Give back the entire listing verbatim.

EXERCISE INPUTS:

↓

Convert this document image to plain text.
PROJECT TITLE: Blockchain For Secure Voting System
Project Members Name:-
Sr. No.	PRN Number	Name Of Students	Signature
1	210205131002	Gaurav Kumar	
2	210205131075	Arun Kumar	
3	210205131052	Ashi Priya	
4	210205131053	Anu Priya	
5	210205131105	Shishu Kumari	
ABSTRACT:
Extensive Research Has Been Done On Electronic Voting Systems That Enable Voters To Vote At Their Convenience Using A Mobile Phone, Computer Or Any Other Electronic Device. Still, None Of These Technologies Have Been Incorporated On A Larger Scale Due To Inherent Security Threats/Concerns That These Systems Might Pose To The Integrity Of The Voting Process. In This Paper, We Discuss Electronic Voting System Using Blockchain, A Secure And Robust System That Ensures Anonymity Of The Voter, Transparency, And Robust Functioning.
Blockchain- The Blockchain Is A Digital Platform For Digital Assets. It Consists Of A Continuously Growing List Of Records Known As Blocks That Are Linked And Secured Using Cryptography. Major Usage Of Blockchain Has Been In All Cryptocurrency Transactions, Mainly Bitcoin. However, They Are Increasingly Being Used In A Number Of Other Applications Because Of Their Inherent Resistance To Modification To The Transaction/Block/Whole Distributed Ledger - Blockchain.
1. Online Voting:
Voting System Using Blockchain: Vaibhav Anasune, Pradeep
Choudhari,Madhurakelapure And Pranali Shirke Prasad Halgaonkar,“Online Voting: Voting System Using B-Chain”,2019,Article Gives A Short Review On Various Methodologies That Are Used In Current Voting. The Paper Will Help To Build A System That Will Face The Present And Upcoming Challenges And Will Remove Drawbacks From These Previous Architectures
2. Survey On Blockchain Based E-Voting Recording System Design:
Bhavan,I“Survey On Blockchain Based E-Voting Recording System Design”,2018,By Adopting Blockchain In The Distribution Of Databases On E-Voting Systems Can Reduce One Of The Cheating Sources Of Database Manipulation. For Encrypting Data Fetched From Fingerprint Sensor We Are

↑

TASK RESULT:
Convert this document image to plain text.
PROJECT TITLE: Blockchain For Secure Voting System
Project Members Name:-
Sr. No.	PRN Number	Name Of Students	Signature
1	210205131002	Gaurav Kumar	
2	210205131075	Arun Kumar	
3	210205131052	Ashi Priya	
4	210205131053	Anu Priya	
5	210205131105	Shishu Kumari	
ABSTRACT:
Extensive Research Has Been Done On Electronic Voting Systems That Enable Voters To Vote At Their Convenience Using A Mobile Phone, Computer Or Any Other Electronic Device. Still, None Of These Technologies Have Been Incorporated On A Larger Scale Due To Inherent Security Threats/Concerns That These Systems Might Pose To The Integrity Of The Voting Process. In This Paper, We Discuss Electronic Voting System Using Blockchain, A Secure And Robust System That Ensures Anonymity Of The Voter, Transparency, And Robust Functioning.
Blockchain- The Blockchain Is A Digital Platform For Digital Assets. It Consists Of A Continuously Growing List Of Records Known As Blocks That Are Linked And Secured Using Cryptography. Major Usage Of Blockchain Has Been In All Cryptocurrency Transactions, Mainly Bitcoin. However, They Are Increasingly Being Used In A Number Of Other Applications Because Of Their Inherent Resistance To Modification To The Transaction/Block/Whole Distributed Ledger - Blockchain.
1. Online Voting:
Voting System Using Blockchain: Vaibhav Anasune, Pradeep
Choudhari,Madhurakelapure And Pranali Shirke Prasad Halgaonkar,“Online Voting: Voting System Using B-Chain”,2019,Article Gives A Short Review On Various Methodologies That Are Used In Current Voting. The Paper Will Help To Build A System That Will Face The Present And Upcoming Challenges And Will Remove Drawbacks From These Previous Architectures
2. Survey On Blockchain Based E-Voting Recording System Design:
Bhavan,I“Survey On Blockchain Based E-Voting Recording System Design”,2018,By Adopting Blockchain In The Distribution Of Databases On E-Voting Systems Can Reduce One Of The Cheating Sources Of Database Manipulation. For Encrypting Data Fetched From Fingerprint Sensor We Are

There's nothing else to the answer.